# EXERCISE DESCRIPTION
Gather from the material every line that contains the string "同主族元素".

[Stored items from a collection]
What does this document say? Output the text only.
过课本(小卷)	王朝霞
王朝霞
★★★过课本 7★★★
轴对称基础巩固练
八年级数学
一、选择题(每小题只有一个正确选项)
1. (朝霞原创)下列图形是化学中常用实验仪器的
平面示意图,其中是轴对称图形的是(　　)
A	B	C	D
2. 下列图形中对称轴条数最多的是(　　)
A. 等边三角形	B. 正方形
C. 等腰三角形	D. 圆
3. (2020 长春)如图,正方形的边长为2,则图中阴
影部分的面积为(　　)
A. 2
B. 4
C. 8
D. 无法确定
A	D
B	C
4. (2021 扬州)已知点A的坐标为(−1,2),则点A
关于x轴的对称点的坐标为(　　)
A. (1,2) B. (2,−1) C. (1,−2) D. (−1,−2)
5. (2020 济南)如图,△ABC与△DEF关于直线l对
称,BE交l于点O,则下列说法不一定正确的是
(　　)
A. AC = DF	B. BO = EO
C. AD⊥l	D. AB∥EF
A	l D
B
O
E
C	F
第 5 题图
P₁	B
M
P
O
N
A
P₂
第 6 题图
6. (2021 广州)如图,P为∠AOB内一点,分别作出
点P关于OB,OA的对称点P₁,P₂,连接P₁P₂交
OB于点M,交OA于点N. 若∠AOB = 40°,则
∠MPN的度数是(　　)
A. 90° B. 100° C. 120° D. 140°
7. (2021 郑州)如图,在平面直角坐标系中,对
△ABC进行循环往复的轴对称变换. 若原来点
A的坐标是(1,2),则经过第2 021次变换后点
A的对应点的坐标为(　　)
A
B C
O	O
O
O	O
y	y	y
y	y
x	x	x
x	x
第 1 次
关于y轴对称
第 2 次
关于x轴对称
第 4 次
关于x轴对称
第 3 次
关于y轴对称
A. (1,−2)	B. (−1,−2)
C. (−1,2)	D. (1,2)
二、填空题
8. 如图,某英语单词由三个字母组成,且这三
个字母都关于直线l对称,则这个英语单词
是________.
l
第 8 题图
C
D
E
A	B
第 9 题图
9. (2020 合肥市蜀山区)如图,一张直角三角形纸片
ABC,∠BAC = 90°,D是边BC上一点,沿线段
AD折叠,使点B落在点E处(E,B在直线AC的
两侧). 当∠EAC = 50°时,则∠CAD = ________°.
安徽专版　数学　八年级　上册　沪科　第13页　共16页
==
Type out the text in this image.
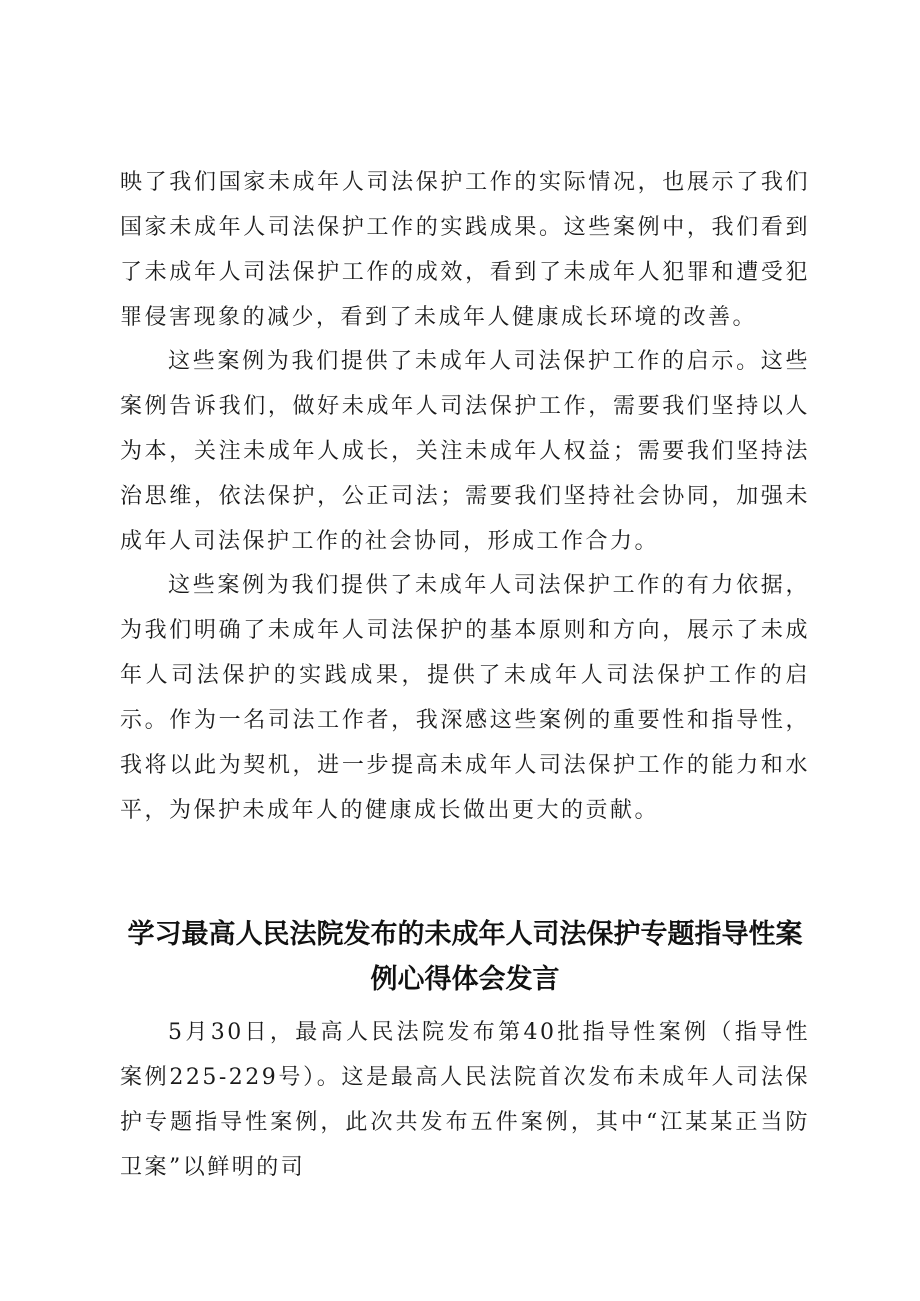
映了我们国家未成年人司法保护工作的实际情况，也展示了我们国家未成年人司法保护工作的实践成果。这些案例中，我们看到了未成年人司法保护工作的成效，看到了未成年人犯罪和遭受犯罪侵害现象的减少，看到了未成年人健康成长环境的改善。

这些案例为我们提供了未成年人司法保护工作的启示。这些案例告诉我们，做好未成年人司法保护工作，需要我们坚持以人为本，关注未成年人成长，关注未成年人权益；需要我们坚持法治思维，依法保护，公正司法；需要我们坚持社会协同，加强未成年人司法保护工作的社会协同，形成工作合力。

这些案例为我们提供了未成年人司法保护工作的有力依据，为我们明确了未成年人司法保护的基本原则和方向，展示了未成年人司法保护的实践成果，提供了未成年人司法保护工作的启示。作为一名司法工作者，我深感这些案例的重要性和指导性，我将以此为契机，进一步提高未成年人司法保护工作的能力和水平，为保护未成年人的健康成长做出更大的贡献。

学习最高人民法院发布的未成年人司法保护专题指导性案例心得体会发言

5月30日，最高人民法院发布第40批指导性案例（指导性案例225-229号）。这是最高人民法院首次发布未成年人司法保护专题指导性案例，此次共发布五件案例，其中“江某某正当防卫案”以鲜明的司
...
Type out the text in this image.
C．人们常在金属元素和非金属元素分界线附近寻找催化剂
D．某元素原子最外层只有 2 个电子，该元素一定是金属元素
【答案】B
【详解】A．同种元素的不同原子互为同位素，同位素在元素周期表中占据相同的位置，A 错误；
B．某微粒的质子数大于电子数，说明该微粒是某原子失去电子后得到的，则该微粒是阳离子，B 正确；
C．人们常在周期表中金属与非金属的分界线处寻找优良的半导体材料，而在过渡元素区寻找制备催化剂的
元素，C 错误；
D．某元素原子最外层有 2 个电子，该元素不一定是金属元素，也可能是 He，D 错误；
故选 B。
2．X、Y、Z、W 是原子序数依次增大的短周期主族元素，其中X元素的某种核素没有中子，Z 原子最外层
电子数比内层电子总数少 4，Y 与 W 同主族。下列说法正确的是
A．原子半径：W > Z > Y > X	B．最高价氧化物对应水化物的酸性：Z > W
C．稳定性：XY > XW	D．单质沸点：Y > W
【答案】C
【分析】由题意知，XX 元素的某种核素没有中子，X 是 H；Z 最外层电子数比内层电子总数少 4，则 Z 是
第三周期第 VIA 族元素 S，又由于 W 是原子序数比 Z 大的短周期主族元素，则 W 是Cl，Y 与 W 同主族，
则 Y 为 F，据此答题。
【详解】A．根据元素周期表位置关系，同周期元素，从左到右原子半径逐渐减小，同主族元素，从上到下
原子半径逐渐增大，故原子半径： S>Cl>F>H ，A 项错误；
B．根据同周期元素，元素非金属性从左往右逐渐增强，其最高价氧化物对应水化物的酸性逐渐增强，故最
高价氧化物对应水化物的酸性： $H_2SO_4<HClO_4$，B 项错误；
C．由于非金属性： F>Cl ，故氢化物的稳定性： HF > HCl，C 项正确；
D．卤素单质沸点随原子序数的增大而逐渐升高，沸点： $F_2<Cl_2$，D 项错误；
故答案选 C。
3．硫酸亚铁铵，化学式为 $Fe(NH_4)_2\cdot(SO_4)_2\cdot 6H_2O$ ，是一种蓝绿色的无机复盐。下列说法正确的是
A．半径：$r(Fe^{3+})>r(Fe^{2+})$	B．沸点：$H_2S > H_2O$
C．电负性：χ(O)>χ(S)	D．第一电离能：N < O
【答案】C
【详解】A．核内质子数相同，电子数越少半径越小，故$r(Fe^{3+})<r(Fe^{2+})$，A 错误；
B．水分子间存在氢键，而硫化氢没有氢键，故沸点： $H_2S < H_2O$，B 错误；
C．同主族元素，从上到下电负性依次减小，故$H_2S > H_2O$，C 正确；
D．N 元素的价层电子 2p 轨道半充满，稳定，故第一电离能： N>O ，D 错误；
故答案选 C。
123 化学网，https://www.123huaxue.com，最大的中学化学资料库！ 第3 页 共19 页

# WRITTEN ANSWER
【详解】A．根据元素周期表位置关系，同周期元素，从左到右原子半径逐渐减小，同主族元素，从上到下
C．同主族元素，从上到下电负性依次减小，故$H_2S > H_2O$，C 正确；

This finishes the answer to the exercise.